**Recorded data**

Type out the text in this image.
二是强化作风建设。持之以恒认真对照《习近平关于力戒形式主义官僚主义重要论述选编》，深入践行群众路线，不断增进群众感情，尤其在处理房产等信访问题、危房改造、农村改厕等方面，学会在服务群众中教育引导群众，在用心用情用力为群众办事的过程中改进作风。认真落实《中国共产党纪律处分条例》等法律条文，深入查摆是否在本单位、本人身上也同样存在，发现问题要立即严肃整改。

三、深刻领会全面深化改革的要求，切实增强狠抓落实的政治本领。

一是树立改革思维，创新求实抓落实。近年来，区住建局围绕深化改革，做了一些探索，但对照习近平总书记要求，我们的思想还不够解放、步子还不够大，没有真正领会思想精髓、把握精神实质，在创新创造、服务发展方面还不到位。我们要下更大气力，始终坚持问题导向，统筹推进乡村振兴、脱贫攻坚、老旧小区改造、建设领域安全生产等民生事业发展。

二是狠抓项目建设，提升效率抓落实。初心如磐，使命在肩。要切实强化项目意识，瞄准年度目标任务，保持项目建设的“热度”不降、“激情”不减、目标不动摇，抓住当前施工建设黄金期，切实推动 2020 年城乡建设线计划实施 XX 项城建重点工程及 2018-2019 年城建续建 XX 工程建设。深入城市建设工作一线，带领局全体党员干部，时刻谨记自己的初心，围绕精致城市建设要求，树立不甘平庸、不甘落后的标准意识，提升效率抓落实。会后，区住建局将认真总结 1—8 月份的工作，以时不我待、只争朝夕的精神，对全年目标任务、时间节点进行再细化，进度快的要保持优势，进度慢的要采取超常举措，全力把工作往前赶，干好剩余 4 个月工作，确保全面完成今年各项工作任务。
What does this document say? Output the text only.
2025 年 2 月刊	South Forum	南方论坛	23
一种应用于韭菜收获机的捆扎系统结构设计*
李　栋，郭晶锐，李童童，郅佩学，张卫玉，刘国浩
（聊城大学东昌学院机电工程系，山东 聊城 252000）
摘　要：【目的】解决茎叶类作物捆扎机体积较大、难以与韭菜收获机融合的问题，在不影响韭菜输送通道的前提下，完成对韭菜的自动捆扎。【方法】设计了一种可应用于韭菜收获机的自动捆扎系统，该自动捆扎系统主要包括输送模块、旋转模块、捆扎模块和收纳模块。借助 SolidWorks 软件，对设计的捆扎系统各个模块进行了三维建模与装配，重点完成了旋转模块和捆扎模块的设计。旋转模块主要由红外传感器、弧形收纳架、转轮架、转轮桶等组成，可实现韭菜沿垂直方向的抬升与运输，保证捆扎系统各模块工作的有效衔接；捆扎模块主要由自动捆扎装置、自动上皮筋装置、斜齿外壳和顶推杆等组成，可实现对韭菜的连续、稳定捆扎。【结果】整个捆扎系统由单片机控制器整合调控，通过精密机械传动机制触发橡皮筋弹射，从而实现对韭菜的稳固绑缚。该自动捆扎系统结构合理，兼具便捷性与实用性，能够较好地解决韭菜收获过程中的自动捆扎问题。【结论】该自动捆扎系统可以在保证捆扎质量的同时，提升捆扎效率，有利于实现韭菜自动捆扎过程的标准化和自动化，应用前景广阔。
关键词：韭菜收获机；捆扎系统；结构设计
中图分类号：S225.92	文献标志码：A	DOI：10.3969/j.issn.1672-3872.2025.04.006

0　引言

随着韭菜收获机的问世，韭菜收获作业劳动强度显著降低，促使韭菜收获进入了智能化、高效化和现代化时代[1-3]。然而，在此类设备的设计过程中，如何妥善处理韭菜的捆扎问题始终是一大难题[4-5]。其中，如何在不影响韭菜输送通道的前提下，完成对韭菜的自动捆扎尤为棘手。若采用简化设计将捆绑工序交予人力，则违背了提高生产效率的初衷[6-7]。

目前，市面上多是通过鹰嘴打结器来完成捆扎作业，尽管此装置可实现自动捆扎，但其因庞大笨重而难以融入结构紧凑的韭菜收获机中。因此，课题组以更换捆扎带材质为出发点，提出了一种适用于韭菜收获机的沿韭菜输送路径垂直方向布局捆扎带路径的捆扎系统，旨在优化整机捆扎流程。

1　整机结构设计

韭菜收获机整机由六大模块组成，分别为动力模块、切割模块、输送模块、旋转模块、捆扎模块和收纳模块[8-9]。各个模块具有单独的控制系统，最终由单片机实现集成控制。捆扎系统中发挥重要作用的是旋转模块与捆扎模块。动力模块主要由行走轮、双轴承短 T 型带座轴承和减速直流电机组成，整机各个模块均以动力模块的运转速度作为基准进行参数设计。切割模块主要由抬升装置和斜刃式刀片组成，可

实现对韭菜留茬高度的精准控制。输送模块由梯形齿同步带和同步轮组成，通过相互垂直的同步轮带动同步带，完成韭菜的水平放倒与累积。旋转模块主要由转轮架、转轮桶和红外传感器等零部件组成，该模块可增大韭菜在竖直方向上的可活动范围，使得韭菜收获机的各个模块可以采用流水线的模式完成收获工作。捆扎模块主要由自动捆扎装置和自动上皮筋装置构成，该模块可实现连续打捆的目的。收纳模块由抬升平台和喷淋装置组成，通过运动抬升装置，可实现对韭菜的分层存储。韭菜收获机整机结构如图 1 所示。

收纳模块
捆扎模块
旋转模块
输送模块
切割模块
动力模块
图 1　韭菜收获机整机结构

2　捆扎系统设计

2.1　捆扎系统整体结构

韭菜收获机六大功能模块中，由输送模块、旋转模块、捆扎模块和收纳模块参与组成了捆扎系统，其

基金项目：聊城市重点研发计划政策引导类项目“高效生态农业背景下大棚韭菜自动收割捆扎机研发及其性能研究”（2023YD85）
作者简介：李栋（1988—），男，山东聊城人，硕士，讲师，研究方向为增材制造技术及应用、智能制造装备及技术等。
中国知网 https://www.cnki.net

**What this task involves**
Using the records above, find and show each line with the string "text".

**Task solution**
Type out the text in this image.
What does this document say? Output the text only.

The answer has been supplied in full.